Job
Repeat the data word for word. Do not include the pictures.

Extracted material
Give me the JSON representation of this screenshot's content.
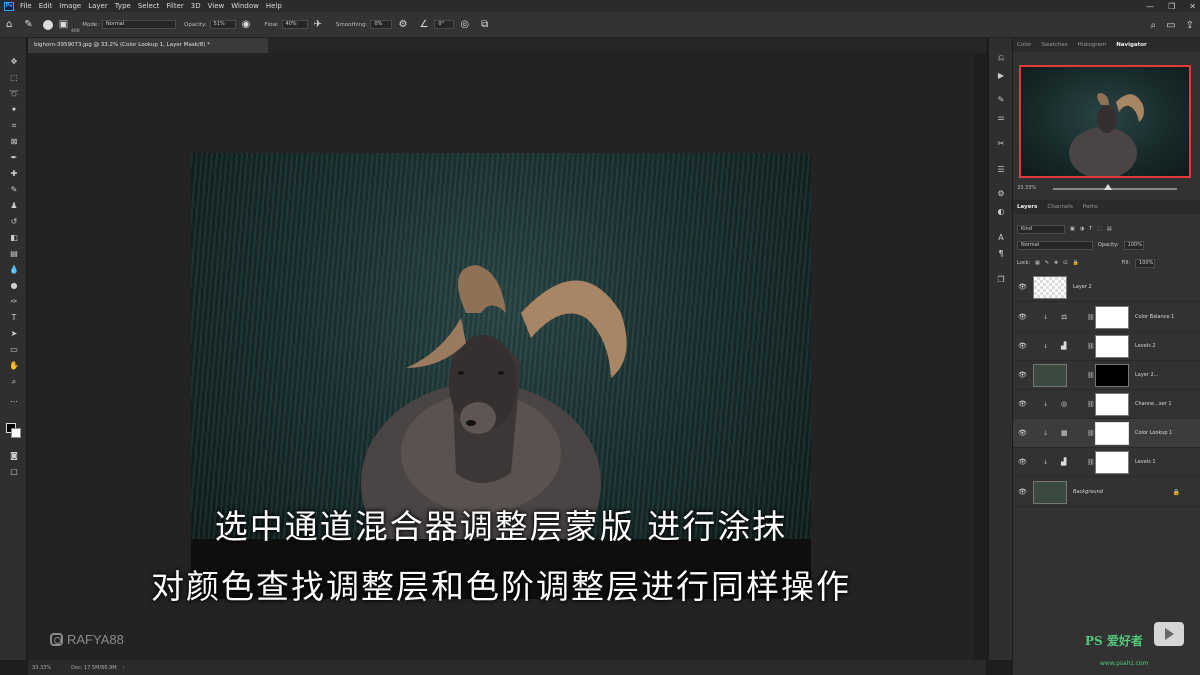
{
  "menubar": {
    "logo": "Ps",
    "items": [
      "File",
      "Edit",
      "Image",
      "Layer",
      "Type",
      "Select",
      "Filter",
      "3D",
      "View",
      "Window",
      "Help"
    ],
    "window_controls": [
      "—",
      "❐",
      "✕"
    ]
  },
  "options": {
    "brush_size": "400",
    "mode_label": "Mode:",
    "mode_value": "Normal",
    "opacity_label": "Opacity:",
    "opacity_value": "51%",
    "flow_label": "Flow:",
    "flow_value": "40%",
    "smoothing_label": "Smoothing:",
    "smoothing_value": "0%",
    "angle_value": "0°"
  },
  "document": {
    "tab_title": "bighorn-3959073.jpg @ 33.2% (Color Lookup 1, Layer Mask/8) *"
  },
  "status": {
    "zoom": "33.33%",
    "doc": "Doc: 17.5M/66.9M"
  },
  "subtitles": {
    "line1": "选中通道混合器调整层蒙版 进行涂抹",
    "line2": "对颜色查找调整层和色阶调整层进行同样操作"
  },
  "watermark": "RAFYA88",
  "panel": {
    "top_tabs": [
      "Color",
      "Swatches",
      "Histogram",
      "Navigator"
    ],
    "nav_zoom": "33.33%",
    "layer_tabs": [
      "Layers",
      "Channels",
      "Paths"
    ],
    "kind_filter": "Kind",
    "blend_mode": "Normal",
    "opacity_label": "Opacity:",
    "opacity_value": "100%",
    "lock_label": "Lock:",
    "fill_label": "Fill:",
    "fill_value": "100%",
    "layers": [
      {
        "name": "Layer 2"
      },
      {
        "name": "Color Balance 1"
      },
      {
        "name": "Levels 2"
      },
      {
        "name": "Layer 2..."
      },
      {
        "name": "Channe...xer 1"
      },
      {
        "name": "Color Lookup 1"
      },
      {
        "name": "Levels 1"
      },
      {
        "name": "Background"
      }
    ]
  },
  "site": {
    "logo": "PS 爱好者",
    "url": "www.psahz.com"
  }
}
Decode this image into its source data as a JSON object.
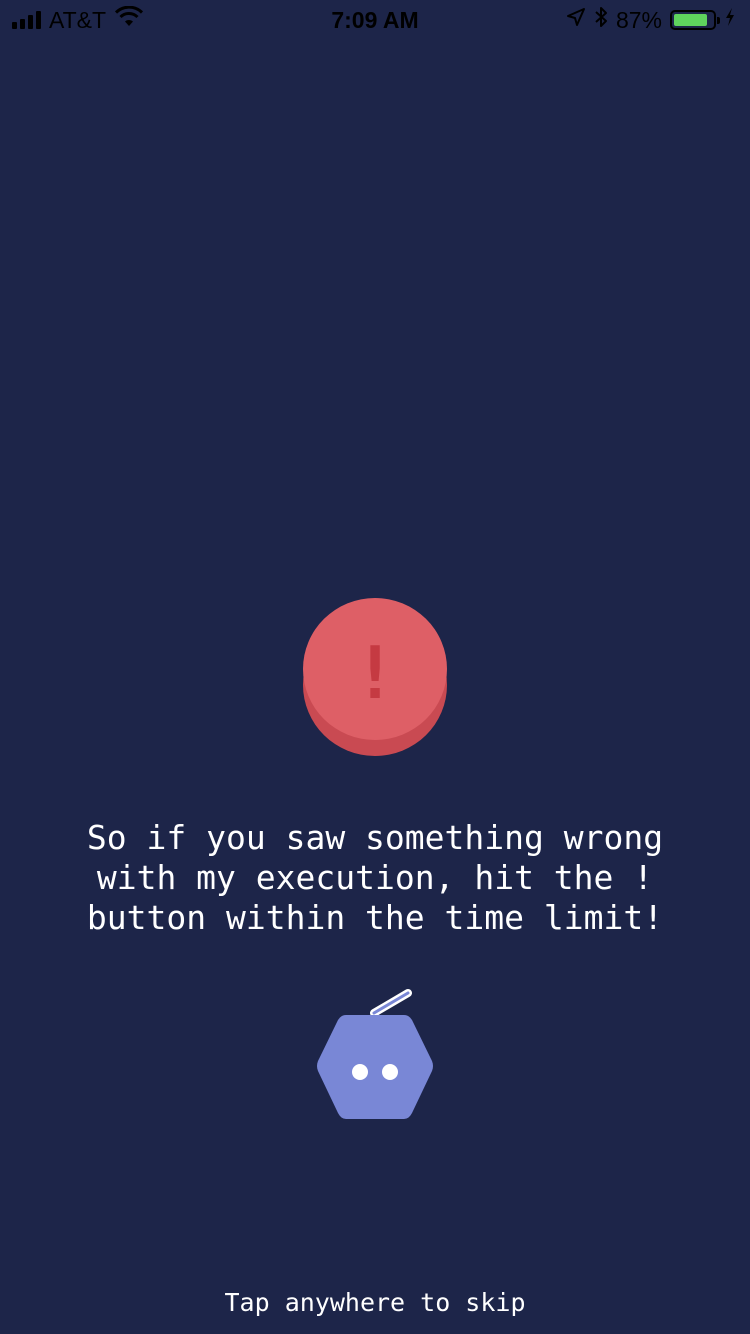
{
  "status_bar": {
    "carrier": "AT&T",
    "time": "7:09 AM",
    "battery_percent": "87%",
    "battery_level": 0.87,
    "icons": [
      "signal-icon",
      "wifi-icon",
      "location-icon",
      "bluetooth-icon",
      "battery-icon",
      "charging-icon"
    ]
  },
  "alert": {
    "symbol": "!",
    "colors": {
      "top": "#de5f66",
      "base": "#c94a52",
      "mark": "#c53a42"
    }
  },
  "message": {
    "text": "So if you saw something wrong\nwith my execution, hit the !\nbutton within the time limit!"
  },
  "robot": {
    "icon": "robot-icon",
    "color": "#7987d6"
  },
  "skip": {
    "text": "Tap anywhere to skip"
  },
  "theme": {
    "background": "#1d2549",
    "text": "#ffffff"
  }
}
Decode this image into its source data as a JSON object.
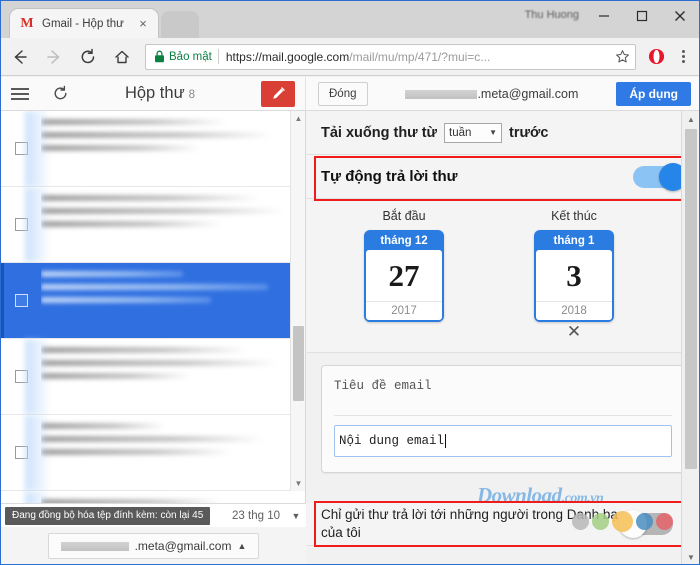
{
  "window": {
    "profile_name": "Thu Huong",
    "minimize": "minimize-icon",
    "maximize": "maximize-icon",
    "close": "close-icon"
  },
  "tab": {
    "favicon": "M",
    "title": "Gmail - Hộp thư",
    "close": "×"
  },
  "navbar": {
    "back": "back-icon",
    "forward": "forward-icon",
    "reload": "reload-icon",
    "home": "home-icon",
    "secure_label": "Bảo mật",
    "url_bold": "https://mail.google.com",
    "url_rest": "/mail/mu/mp/471/?mui=c...",
    "star": "star-icon",
    "extension": "opera-extension-icon",
    "menu": "kebab-menu-icon"
  },
  "toolbar": {
    "menu": "hamburger-icon",
    "refresh": "refresh-icon",
    "inbox_title": "Hộp thư",
    "inbox_count": "8",
    "compose": "compose-pencil-icon",
    "close_label": "Đóng",
    "account_email_suffix": ".meta@gmail.com",
    "apply_label": "Áp dụng"
  },
  "maillist": {
    "rows": [
      {
        "selected": false
      },
      {
        "selected": false
      },
      {
        "selected": true
      },
      {
        "selected": false
      },
      {
        "selected": false
      },
      {
        "selected": false
      }
    ]
  },
  "status": {
    "sync_text": "Đang đồng bộ hóa tệp đính kèm: còn lại 45",
    "date": "23 thg 10",
    "caret": "▼",
    "account_email_suffix": ".meta@gmail.com",
    "account_caret": "▲"
  },
  "settings": {
    "download_prefix": "Tải xuống thư từ",
    "download_period": "tuần",
    "download_suffix": "trước",
    "autoreply_label": "Tự động trả lời thư",
    "autoreply_on": true,
    "start_caption": "Bắt đầu",
    "end_caption": "Kết thúc",
    "start_date": {
      "month": "tháng 12",
      "day": "27",
      "year": "2017"
    },
    "end_date": {
      "month": "tháng 1",
      "day": "3",
      "year": "2018"
    },
    "clear_icon": "✕",
    "subject_placeholder": "Tiêu đề email",
    "body_value": "Nội dung email",
    "contacts_label": "Chỉ gửi thư trả lời tới những người trong Danh bạ của tôi",
    "contacts_on": false
  },
  "watermark": {
    "main": "Download",
    "suffix": ".com.vn",
    "dot_colors": [
      "#b9b9b9",
      "#a4cf84",
      "#f6c157",
      "#4a8ec2",
      "#e4646b"
    ]
  },
  "colors": {
    "accent_blue": "#2b7ce0",
    "toggle_on_track": "#8cc3f5",
    "toggle_on_knob": "#2585e8",
    "compose_red": "#d93f35",
    "highlight_red": "#f01c1c",
    "secure_green": "#0b8043",
    "selection_blue": "#2f6fe0"
  }
}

Solution
Give me the JSON representation of this screenshot's content.
{
  "menubar": {
    "logo": "Ps",
    "items": [
      "File",
      "Edit",
      "Image",
      "Layer",
      "Type",
      "Select",
      "Filter",
      "3D",
      "View",
      "Window",
      "Help"
    ],
    "window_controls": [
      "—",
      "❐",
      "✕"
    ]
  },
  "options": {
    "brush_size": "400",
    "mode_label": "Mode:",
    "mode_value": "Normal",
    "opacity_label": "Opacity:",
    "opacity_value": "51%",
    "flow_label": "Flow:",
    "flow_value": "40%",
    "smoothing_label": "Smoothing:",
    "smoothing_value": "0%",
    "angle_value": "0°"
  },
  "document": {
    "tab_title": "bighorn-3959073.jpg @ 33.2% (Color Lookup 1, Layer Mask/8) *"
  },
  "status": {
    "zoom": "33.33%",
    "doc": "Doc: 17.5M/66.9M"
  },
  "subtitles": {
    "line1": "选中通道混合器调整层蒙版 进行涂抹",
    "line2": "对颜色查找调整层和色阶调整层进行同样操作"
  },
  "watermark": "RAFYA88",
  "panel": {
    "top_tabs": [
      "Color",
      "Swatches",
      "Histogram",
      "Navigator"
    ],
    "nav_zoom": "33.33%",
    "layer_tabs": [
      "Layers",
      "Channels",
      "Paths"
    ],
    "kind_filter": "Kind",
    "blend_mode": "Normal",
    "opacity_label": "Opacity:",
    "opacity_value": "100%",
    "lock_label": "Lock:",
    "fill_label": "Fill:",
    "fill_value": "100%",
    "layers": [
      {
        "name": "Layer 2"
      },
      {
        "name": "Color Balance 1"
      },
      {
        "name": "Levels 2"
      },
      {
        "name": "Layer 2..."
      },
      {
        "name": "Channe...xer 1"
      },
      {
        "name": "Color Lookup 1"
      },
      {
        "name": "Levels 1"
      },
      {
        "name": "Background"
      }
    ]
  },
  "site": {
    "logo": "PS 爱好者",
    "url": "www.psahz.com"
  }
}
Decode this image into its source data as a JSON object.
{
  "status_bar": {
    "carrier": "AT&T",
    "time": "7:09 AM",
    "battery_percent": "87%",
    "battery_level": 0.87,
    "icons": [
      "signal-icon",
      "wifi-icon",
      "location-icon",
      "bluetooth-icon",
      "battery-icon",
      "charging-icon"
    ]
  },
  "alert": {
    "symbol": "!",
    "colors": {
      "top": "#de5f66",
      "base": "#c94a52",
      "mark": "#c53a42"
    }
  },
  "message": {
    "text": "So if you saw something wrong\nwith my execution, hit the !\nbutton within the time limit!"
  },
  "robot": {
    "icon": "robot-icon",
    "color": "#7987d6"
  },
  "skip": {
    "text": "Tap anywhere to skip"
  },
  "theme": {
    "background": "#1d2549",
    "text": "#ffffff"
  }
}
Decode this image into its source data as a JSON object.
{
  "window": {
    "profile_name": "Thu Huong",
    "minimize": "minimize-icon",
    "maximize": "maximize-icon",
    "close": "close-icon"
  },
  "tab": {
    "favicon": "M",
    "title": "Gmail - Hộp thư",
    "close": "×"
  },
  "navbar": {
    "back": "back-icon",
    "forward": "forward-icon",
    "reload": "reload-icon",
    "home": "home-icon",
    "secure_label": "Bảo mật",
    "url_bold": "https://mail.google.com",
    "url_rest": "/mail/mu/mp/471/?mui=c...",
    "star": "star-icon",
    "extension": "opera-extension-icon",
    "menu": "kebab-menu-icon"
  },
  "toolbar": {
    "menu": "hamburger-icon",
    "refresh": "refresh-icon",
    "inbox_title": "Hộp thư",
    "inbox_count": "8",
    "compose": "compose-pencil-icon",
    "close_label": "Đóng",
    "account_email_suffix": ".meta@gmail.com",
    "apply_label": "Áp dụng"
  },
  "maillist": {
    "rows": [
      {
        "selected": false
      },
      {
        "selected": false
      },
      {
        "selected": true
      },
      {
        "selected": false
      },
      {
        "selected": false
      },
      {
        "selected": false
      }
    ]
  },
  "status": {
    "sync_text": "Đang đồng bộ hóa tệp đính kèm: còn lại 45",
    "date": "23 thg 10",
    "caret": "▼",
    "account_email_suffix": ".meta@gmail.com",
    "account_caret": "▲"
  },
  "settings": {
    "download_prefix": "Tải xuống thư từ",
    "download_period": "tuần",
    "download_suffix": "trước",
    "autoreply_label": "Tự động trả lời thư",
    "autoreply_on": true,
    "start_caption": "Bắt đầu",
    "end_caption": "Kết thúc",
    "start_date": {
      "month": "tháng 12",
      "day": "27",
      "year": "2017"
    },
    "end_date": {
      "month": "tháng 1",
      "day": "3",
      "year": "2018"
    },
    "clear_icon": "✕",
    "subject_placeholder": "Tiêu đề email",
    "body_value": "Nội dung email",
    "contacts_label": "Chỉ gửi thư trả lời tới những người trong Danh bạ của tôi",
    "contacts_on": false
  },
  "watermark": {
    "main": "Download",
    "suffix": ".com.vn",
    "dot_colors": [
      "#b9b9b9",
      "#a4cf84",
      "#f6c157",
      "#4a8ec2",
      "#e4646b"
    ]
  },
  "colors": {
    "accent_blue": "#2b7ce0",
    "toggle_on_track": "#8cc3f5",
    "toggle_on_knob": "#2585e8",
    "compose_red": "#d93f35",
    "highlight_red": "#f01c1c",
    "secure_green": "#0b8043",
    "selection_blue": "#2f6fe0"
  }
}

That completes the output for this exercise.